> _Aim_
Copy each line below in which the string "JSON" occurs.
--- start Records for this task ---
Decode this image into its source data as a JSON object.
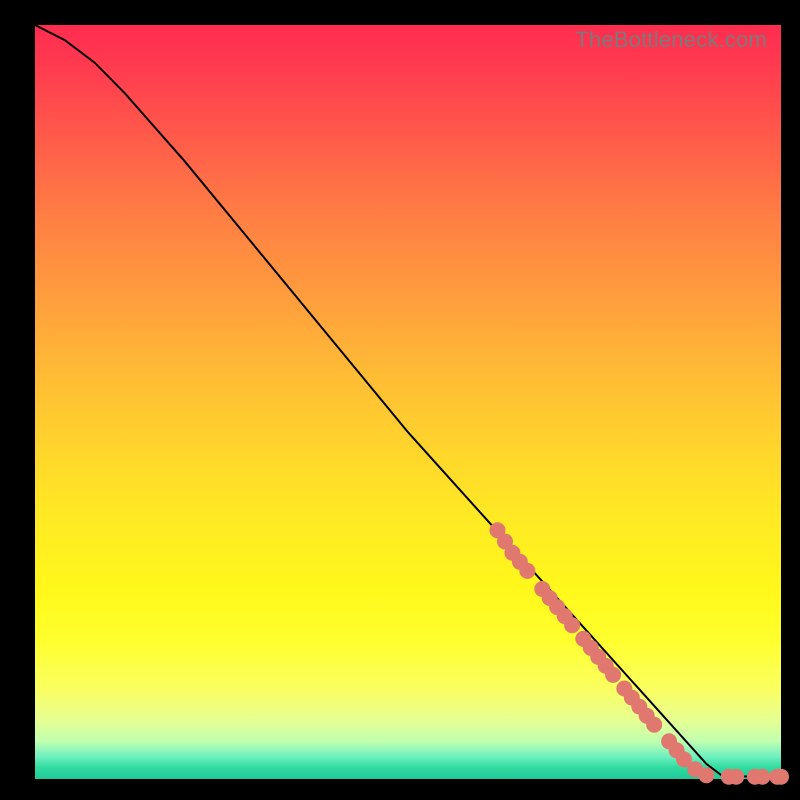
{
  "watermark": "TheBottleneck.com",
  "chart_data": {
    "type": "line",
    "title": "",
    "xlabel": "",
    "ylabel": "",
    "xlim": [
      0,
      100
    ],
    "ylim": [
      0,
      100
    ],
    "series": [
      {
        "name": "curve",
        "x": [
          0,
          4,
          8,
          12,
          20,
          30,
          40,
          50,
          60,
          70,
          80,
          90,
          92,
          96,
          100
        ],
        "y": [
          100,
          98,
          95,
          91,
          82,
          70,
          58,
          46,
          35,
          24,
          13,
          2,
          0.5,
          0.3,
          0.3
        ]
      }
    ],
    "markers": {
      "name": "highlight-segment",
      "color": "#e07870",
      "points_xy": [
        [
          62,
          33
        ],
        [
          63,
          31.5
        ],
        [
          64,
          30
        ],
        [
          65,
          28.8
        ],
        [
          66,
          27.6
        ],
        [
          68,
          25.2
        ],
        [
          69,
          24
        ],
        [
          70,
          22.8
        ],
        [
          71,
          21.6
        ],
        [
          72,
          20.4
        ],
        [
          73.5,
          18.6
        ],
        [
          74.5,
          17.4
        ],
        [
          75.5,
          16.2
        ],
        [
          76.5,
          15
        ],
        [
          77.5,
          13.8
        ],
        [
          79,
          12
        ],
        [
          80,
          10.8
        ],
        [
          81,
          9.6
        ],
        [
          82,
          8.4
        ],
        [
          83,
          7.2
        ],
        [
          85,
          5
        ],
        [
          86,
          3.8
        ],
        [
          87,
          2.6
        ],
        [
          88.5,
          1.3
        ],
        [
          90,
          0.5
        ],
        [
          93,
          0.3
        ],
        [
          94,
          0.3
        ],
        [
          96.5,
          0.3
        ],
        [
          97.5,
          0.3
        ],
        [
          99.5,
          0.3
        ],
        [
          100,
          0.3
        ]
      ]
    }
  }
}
--- end Records for this task ---
--- start Records for this task ---
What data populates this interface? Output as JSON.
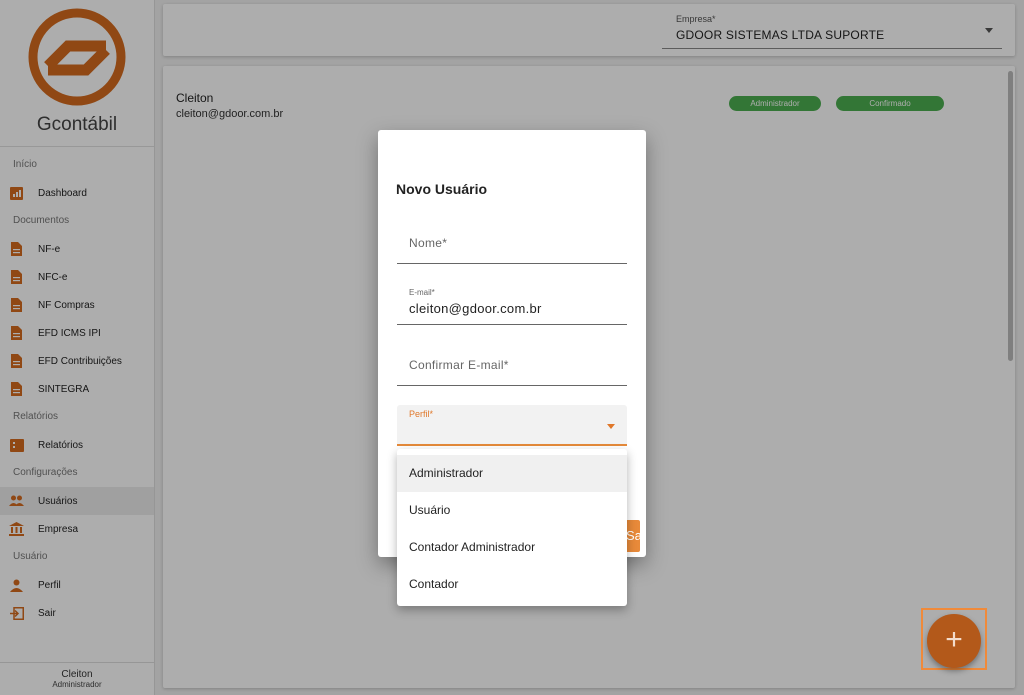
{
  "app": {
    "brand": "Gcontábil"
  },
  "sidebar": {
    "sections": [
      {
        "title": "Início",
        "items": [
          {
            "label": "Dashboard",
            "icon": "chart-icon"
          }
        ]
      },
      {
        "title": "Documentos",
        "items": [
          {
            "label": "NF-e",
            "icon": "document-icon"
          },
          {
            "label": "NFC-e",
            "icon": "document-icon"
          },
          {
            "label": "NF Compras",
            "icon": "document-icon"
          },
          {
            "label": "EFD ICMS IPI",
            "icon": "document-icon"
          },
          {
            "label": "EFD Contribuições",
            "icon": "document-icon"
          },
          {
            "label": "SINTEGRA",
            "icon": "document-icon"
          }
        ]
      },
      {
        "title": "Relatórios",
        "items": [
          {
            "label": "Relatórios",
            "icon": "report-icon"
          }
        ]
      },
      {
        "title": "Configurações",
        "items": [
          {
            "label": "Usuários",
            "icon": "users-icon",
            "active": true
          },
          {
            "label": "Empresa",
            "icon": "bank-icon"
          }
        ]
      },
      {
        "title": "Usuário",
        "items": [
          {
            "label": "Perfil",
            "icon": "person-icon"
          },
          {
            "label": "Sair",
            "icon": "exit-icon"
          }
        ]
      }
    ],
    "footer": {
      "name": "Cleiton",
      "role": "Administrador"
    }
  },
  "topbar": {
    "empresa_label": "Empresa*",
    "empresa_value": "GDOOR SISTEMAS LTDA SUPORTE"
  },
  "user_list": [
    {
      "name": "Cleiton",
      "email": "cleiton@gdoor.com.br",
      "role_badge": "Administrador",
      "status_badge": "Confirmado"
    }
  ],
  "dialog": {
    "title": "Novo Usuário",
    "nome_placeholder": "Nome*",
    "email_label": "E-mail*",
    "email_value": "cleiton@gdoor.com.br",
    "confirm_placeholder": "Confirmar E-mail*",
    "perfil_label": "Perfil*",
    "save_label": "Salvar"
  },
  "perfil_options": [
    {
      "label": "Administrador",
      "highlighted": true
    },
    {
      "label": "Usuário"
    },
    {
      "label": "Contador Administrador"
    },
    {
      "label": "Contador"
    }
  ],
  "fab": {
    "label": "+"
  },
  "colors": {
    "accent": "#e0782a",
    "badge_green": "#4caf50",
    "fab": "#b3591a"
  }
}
--- end Records for this task ---
> _Answer_
Decode this image into its source data as a JSON object.
What data populates this interface? Output as JSON.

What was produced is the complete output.